» **Task goal**: Collect all lines containing the word "true" from the data.

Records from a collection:
----------------

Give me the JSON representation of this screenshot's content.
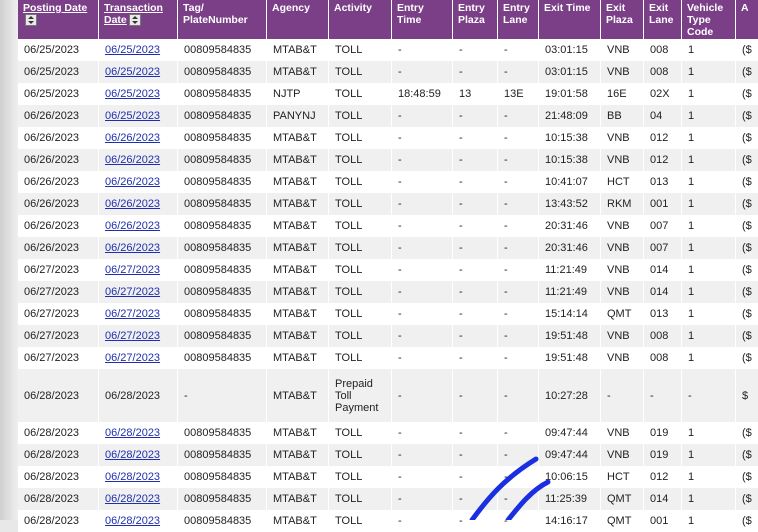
{
  "columns": [
    {
      "key": "posting_date",
      "label": "Posting Date",
      "sortable": true
    },
    {
      "key": "transaction_date",
      "label": "Transaction Date",
      "sortable": true
    },
    {
      "key": "tag_plate",
      "label": "Tag/ PlateNumber",
      "sortable": false
    },
    {
      "key": "agency",
      "label": "Agency",
      "sortable": false
    },
    {
      "key": "activity",
      "label": "Activity",
      "sortable": false
    },
    {
      "key": "entry_time",
      "label": "Entry Time",
      "sortable": false
    },
    {
      "key": "entry_plaza",
      "label": "Entry Plaza",
      "sortable": false
    },
    {
      "key": "entry_lane",
      "label": "Entry Lane",
      "sortable": false
    },
    {
      "key": "exit_time",
      "label": "Exit Time",
      "sortable": false
    },
    {
      "key": "exit_plaza",
      "label": "Exit Plaza",
      "sortable": false
    },
    {
      "key": "exit_lane",
      "label": "Exit Lane",
      "sortable": false
    },
    {
      "key": "vehicle_type",
      "label": "Vehicle Type Code",
      "sortable": false
    },
    {
      "key": "amount",
      "label": "A",
      "sortable": false
    }
  ],
  "rows": [
    {
      "posting_date": "06/25/2023",
      "transaction_date": "06/25/2023",
      "tag_plate": "00809584835",
      "agency": "MTAB&T",
      "activity": "TOLL",
      "entry_time": "-",
      "entry_plaza": "-",
      "entry_lane": "-",
      "exit_time": "03:01:15",
      "exit_plaza": "VNB",
      "exit_lane": "008",
      "vehicle_type": "1",
      "amount": "($"
    },
    {
      "posting_date": "06/25/2023",
      "transaction_date": "06/25/2023",
      "tag_plate": "00809584835",
      "agency": "MTAB&T",
      "activity": "TOLL",
      "entry_time": "-",
      "entry_plaza": "-",
      "entry_lane": "-",
      "exit_time": "03:01:15",
      "exit_plaza": "VNB",
      "exit_lane": "008",
      "vehicle_type": "1",
      "amount": "($"
    },
    {
      "posting_date": "06/25/2023",
      "transaction_date": "06/25/2023",
      "tag_plate": "00809584835",
      "agency": "NJTP",
      "activity": "TOLL",
      "entry_time": "18:48:59",
      "entry_plaza": "13",
      "entry_lane": "13E",
      "exit_time": "19:01:58",
      "exit_plaza": "16E",
      "exit_lane": "02X",
      "vehicle_type": "1",
      "amount": "($"
    },
    {
      "posting_date": "06/26/2023",
      "transaction_date": "06/25/2023",
      "tag_plate": "00809584835",
      "agency": "PANYNJ",
      "activity": "TOLL",
      "entry_time": "-",
      "entry_plaza": "-",
      "entry_lane": "-",
      "exit_time": "21:48:09",
      "exit_plaza": "BB",
      "exit_lane": "04",
      "vehicle_type": "1",
      "amount": "($"
    },
    {
      "posting_date": "06/26/2023",
      "transaction_date": "06/26/2023",
      "tag_plate": "00809584835",
      "agency": "MTAB&T",
      "activity": "TOLL",
      "entry_time": "-",
      "entry_plaza": "-",
      "entry_lane": "-",
      "exit_time": "10:15:38",
      "exit_plaza": "VNB",
      "exit_lane": "012",
      "vehicle_type": "1",
      "amount": "($"
    },
    {
      "posting_date": "06/26/2023",
      "transaction_date": "06/26/2023",
      "tag_plate": "00809584835",
      "agency": "MTAB&T",
      "activity": "TOLL",
      "entry_time": "-",
      "entry_plaza": "-",
      "entry_lane": "-",
      "exit_time": "10:15:38",
      "exit_plaza": "VNB",
      "exit_lane": "012",
      "vehicle_type": "1",
      "amount": "($"
    },
    {
      "posting_date": "06/26/2023",
      "transaction_date": "06/26/2023",
      "tag_plate": "00809584835",
      "agency": "MTAB&T",
      "activity": "TOLL",
      "entry_time": "-",
      "entry_plaza": "-",
      "entry_lane": "-",
      "exit_time": "10:41:07",
      "exit_plaza": "HCT",
      "exit_lane": "013",
      "vehicle_type": "1",
      "amount": "($"
    },
    {
      "posting_date": "06/26/2023",
      "transaction_date": "06/26/2023",
      "tag_plate": "00809584835",
      "agency": "MTAB&T",
      "activity": "TOLL",
      "entry_time": "-",
      "entry_plaza": "-",
      "entry_lane": "-",
      "exit_time": "13:43:52",
      "exit_plaza": "RKM",
      "exit_lane": "001",
      "vehicle_type": "1",
      "amount": "($"
    },
    {
      "posting_date": "06/26/2023",
      "transaction_date": "06/26/2023",
      "tag_plate": "00809584835",
      "agency": "MTAB&T",
      "activity": "TOLL",
      "entry_time": "-",
      "entry_plaza": "-",
      "entry_lane": "-",
      "exit_time": "20:31:46",
      "exit_plaza": "VNB",
      "exit_lane": "007",
      "vehicle_type": "1",
      "amount": "($"
    },
    {
      "posting_date": "06/26/2023",
      "transaction_date": "06/26/2023",
      "tag_plate": "00809584835",
      "agency": "MTAB&T",
      "activity": "TOLL",
      "entry_time": "-",
      "entry_plaza": "-",
      "entry_lane": "-",
      "exit_time": "20:31:46",
      "exit_plaza": "VNB",
      "exit_lane": "007",
      "vehicle_type": "1",
      "amount": "($"
    },
    {
      "posting_date": "06/27/2023",
      "transaction_date": "06/27/2023",
      "tag_plate": "00809584835",
      "agency": "MTAB&T",
      "activity": "TOLL",
      "entry_time": "-",
      "entry_plaza": "-",
      "entry_lane": "-",
      "exit_time": "11:21:49",
      "exit_plaza": "VNB",
      "exit_lane": "014",
      "vehicle_type": "1",
      "amount": "($"
    },
    {
      "posting_date": "06/27/2023",
      "transaction_date": "06/27/2023",
      "tag_plate": "00809584835",
      "agency": "MTAB&T",
      "activity": "TOLL",
      "entry_time": "-",
      "entry_plaza": "-",
      "entry_lane": "-",
      "exit_time": "11:21:49",
      "exit_plaza": "VNB",
      "exit_lane": "014",
      "vehicle_type": "1",
      "amount": "($"
    },
    {
      "posting_date": "06/27/2023",
      "transaction_date": "06/27/2023",
      "tag_plate": "00809584835",
      "agency": "MTAB&T",
      "activity": "TOLL",
      "entry_time": "-",
      "entry_plaza": "-",
      "entry_lane": "-",
      "exit_time": "15:14:14",
      "exit_plaza": "QMT",
      "exit_lane": "013",
      "vehicle_type": "1",
      "amount": "($"
    },
    {
      "posting_date": "06/27/2023",
      "transaction_date": "06/27/2023",
      "tag_plate": "00809584835",
      "agency": "MTAB&T",
      "activity": "TOLL",
      "entry_time": "-",
      "entry_plaza": "-",
      "entry_lane": "-",
      "exit_time": "19:51:48",
      "exit_plaza": "VNB",
      "exit_lane": "008",
      "vehicle_type": "1",
      "amount": "($"
    },
    {
      "posting_date": "06/27/2023",
      "transaction_date": "06/27/2023",
      "tag_plate": "00809584835",
      "agency": "MTAB&T",
      "activity": "TOLL",
      "entry_time": "-",
      "entry_plaza": "-",
      "entry_lane": "-",
      "exit_time": "19:51:48",
      "exit_plaza": "VNB",
      "exit_lane": "008",
      "vehicle_type": "1",
      "amount": "($"
    },
    {
      "posting_date": "06/28/2023",
      "transaction_date": "06/28/2023",
      "tag_plate": "-",
      "agency": "MTAB&T",
      "activity": "Prepaid Toll Payment",
      "entry_time": "-",
      "entry_plaza": "-",
      "entry_lane": "-",
      "exit_time": "10:27:28",
      "exit_plaza": "-",
      "exit_lane": "-",
      "vehicle_type": "-",
      "amount": "$",
      "tall": true,
      "plain_link": true
    },
    {
      "posting_date": "06/28/2023",
      "transaction_date": "06/28/2023",
      "tag_plate": "00809584835",
      "agency": "MTAB&T",
      "activity": "TOLL",
      "entry_time": "-",
      "entry_plaza": "-",
      "entry_lane": "-",
      "exit_time": "09:47:44",
      "exit_plaza": "VNB",
      "exit_lane": "019",
      "vehicle_type": "1",
      "amount": "($"
    },
    {
      "posting_date": "06/28/2023",
      "transaction_date": "06/28/2023",
      "tag_plate": "00809584835",
      "agency": "MTAB&T",
      "activity": "TOLL",
      "entry_time": "-",
      "entry_plaza": "-",
      "entry_lane": "-",
      "exit_time": "09:47:44",
      "exit_plaza": "VNB",
      "exit_lane": "019",
      "vehicle_type": "1",
      "amount": "($"
    },
    {
      "posting_date": "06/28/2023",
      "transaction_date": "06/28/2023",
      "tag_plate": "00809584835",
      "agency": "MTAB&T",
      "activity": "TOLL",
      "entry_time": "-",
      "entry_plaza": "-",
      "entry_lane": "-",
      "exit_time": "10:06:15",
      "exit_plaza": "HCT",
      "exit_lane": "012",
      "vehicle_type": "1",
      "amount": "($"
    },
    {
      "posting_date": "06/28/2023",
      "transaction_date": "06/28/2023",
      "tag_plate": "00809584835",
      "agency": "MTAB&T",
      "activity": "TOLL",
      "entry_time": "-",
      "entry_plaza": "-",
      "entry_lane": "-",
      "exit_time": "11:25:39",
      "exit_plaza": "QMT",
      "exit_lane": "014",
      "vehicle_type": "1",
      "amount": "($"
    },
    {
      "posting_date": "06/28/2023",
      "transaction_date": "06/28/2023",
      "tag_plate": "00809584835",
      "agency": "MTAB&T",
      "activity": "TOLL",
      "entry_time": "-",
      "entry_plaza": "-",
      "entry_lane": "-",
      "exit_time": "14:16:17",
      "exit_plaza": "QMT",
      "exit_lane": "001",
      "vehicle_type": "1",
      "amount": "($"
    }
  ],
  "annotation": {
    "color": "#1a2fe0"
  }
}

----------------

» **Answer for this exercise**:
      "sortable": true
      "sortable": true
      "tall": true,
      "plain_link": true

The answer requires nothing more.